##### MATERIAL SUPPLIED

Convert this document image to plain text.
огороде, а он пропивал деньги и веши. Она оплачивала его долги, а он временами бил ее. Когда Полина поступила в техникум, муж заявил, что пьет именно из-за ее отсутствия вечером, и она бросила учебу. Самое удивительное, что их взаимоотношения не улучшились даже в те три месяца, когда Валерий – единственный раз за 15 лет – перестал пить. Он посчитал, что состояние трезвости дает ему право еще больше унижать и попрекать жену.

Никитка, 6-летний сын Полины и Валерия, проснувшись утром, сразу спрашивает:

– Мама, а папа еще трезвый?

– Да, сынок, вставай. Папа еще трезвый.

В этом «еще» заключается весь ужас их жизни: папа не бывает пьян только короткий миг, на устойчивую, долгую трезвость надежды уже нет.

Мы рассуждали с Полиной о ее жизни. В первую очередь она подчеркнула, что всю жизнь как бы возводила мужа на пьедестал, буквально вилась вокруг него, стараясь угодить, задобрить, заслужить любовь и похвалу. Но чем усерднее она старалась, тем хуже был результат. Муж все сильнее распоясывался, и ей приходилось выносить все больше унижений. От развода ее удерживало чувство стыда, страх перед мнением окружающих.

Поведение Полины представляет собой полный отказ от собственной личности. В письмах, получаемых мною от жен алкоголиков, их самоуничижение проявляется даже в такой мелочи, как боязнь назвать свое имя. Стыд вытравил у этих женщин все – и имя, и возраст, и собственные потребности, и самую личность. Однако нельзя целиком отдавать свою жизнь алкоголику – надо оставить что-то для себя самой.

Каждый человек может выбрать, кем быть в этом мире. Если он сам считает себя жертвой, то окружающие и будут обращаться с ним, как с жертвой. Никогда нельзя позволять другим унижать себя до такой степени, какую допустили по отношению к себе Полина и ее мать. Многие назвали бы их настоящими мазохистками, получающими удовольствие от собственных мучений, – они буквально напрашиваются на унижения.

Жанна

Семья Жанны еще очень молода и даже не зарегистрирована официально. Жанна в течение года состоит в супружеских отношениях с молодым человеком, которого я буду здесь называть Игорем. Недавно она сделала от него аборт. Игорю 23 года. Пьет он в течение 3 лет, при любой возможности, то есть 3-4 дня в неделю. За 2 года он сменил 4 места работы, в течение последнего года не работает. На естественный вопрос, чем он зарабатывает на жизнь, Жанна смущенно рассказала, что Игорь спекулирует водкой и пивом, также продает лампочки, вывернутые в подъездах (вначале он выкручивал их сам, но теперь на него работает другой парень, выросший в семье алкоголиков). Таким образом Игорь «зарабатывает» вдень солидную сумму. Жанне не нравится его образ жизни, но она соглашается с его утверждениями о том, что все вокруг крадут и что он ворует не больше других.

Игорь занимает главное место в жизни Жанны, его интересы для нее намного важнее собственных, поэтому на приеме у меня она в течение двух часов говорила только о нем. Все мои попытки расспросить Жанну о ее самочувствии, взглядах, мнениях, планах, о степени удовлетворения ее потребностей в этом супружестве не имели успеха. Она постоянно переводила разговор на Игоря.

##########

WHAT NEEDS TO BE DONE: Print the material verbatim, all of it.

PROBLEM SOLUTION:
Convert this document image to plain text.
огороде, а он пропивал деньги и веши. Она оплачивала его долги, а он временами бил ее. Когда Полина поступила в техникум, муж заявил, что пьет именно из-за ее отсутствия вечером, и она бросила учебу. Самое удивительное, что их взаимоотношения не улучшились даже в те три месяца, когда Валерий – единственный раз за 15 лет – перестал пить. Он посчитал, что состояние трезвости дает ему право еще больше унижать и попрекать жену.

Никитка, 6-летний сын Полины и Валерия, проснувшись утром, сразу спрашивает:

– Мама, а папа еще трезвый?

– Да, сынок, вставай. Папа еще трезвый.

В этом «еще» заключается весь ужас их жизни: папа не бывает пьян только короткий миг, на устойчивую, долгую трезвость надежды уже нет.

Мы рассуждали с Полиной о ее жизни. В первую очередь она подчеркнула, что всю жизнь как бы возводила мужа на пьедестал, буквально вилась вокруг него, стараясь угодить, задобрить, заслужить любовь и похвалу. Но чем усерднее она старалась, тем хуже был результат. Муж все сильнее распоясывался, и ей приходилось выносить все больше унижений. От развода ее удерживало чувство стыда, страх перед мнением окружающих.

Поведение Полины представляет собой полный отказ от собственной личности. В письмах, получаемых мною от жен алкоголиков, их самоуничижение проявляется даже в такой мелочи, как боязнь назвать свое имя. Стыд вытравил у этих женщин все – и имя, и возраст, и собственные потребности, и самую личность. Однако нельзя целиком отдавать свою жизнь алкоголику – надо оставить что-то для себя самой.

Каждый человек может выбрать, кем быть в этом мире. Если он сам считает себя жертвой, то окружающие и будут обращаться с ним, как с жертвой. Никогда нельзя позволять другим унижать себя до такой степени, какую допустили по отношению к себе Полина и ее мать. Многие назвали бы их настоящими мазохистками, получающими удовольствие от собственных мучений, – они буквально напрашиваются на унижения.

Жанна

Семья Жанны еще очень молода и даже не зарегистрирована официально. Жанна в течение года состоит в супружеских отношениях с молодым человеком, которого я буду здесь называть Игорем. Недавно она сделала от него аборт. Игорю 23 года. Пьет он в течение 3 лет, при любой возможности, то есть 3-4 дня в неделю. За 2 года он сменил 4 места работы, в течение последнего года не работает. На естественный вопрос, чем он зарабатывает на жизнь, Жанна смущенно рассказала, что Игорь спекулирует водкой и пивом, также продает лампочки, вывернутые в подъездах (вначале он выкручивал их сам, но теперь на него работает другой парень, выросший в семье алкоголиков). Таким образом Игорь «зарабатывает» вдень солидную сумму. Жанне не нравится его образ жизни, но она соглашается с его утверждениями о том, что все вокруг крадут и что он ворует не больше других.

Игорь занимает главное место в жизни Жанны, его интересы для нее намного важнее собственных, поэтому на приеме у меня она в течение двух часов говорила только о нем. Все мои попытки расспросить Жанну о ее самочувствии, взглядах, мнениях, планах, о степени удовлетворения ее потребностей в этом супружестве не имели успеха. Она постоянно переводила разговор на Игоря.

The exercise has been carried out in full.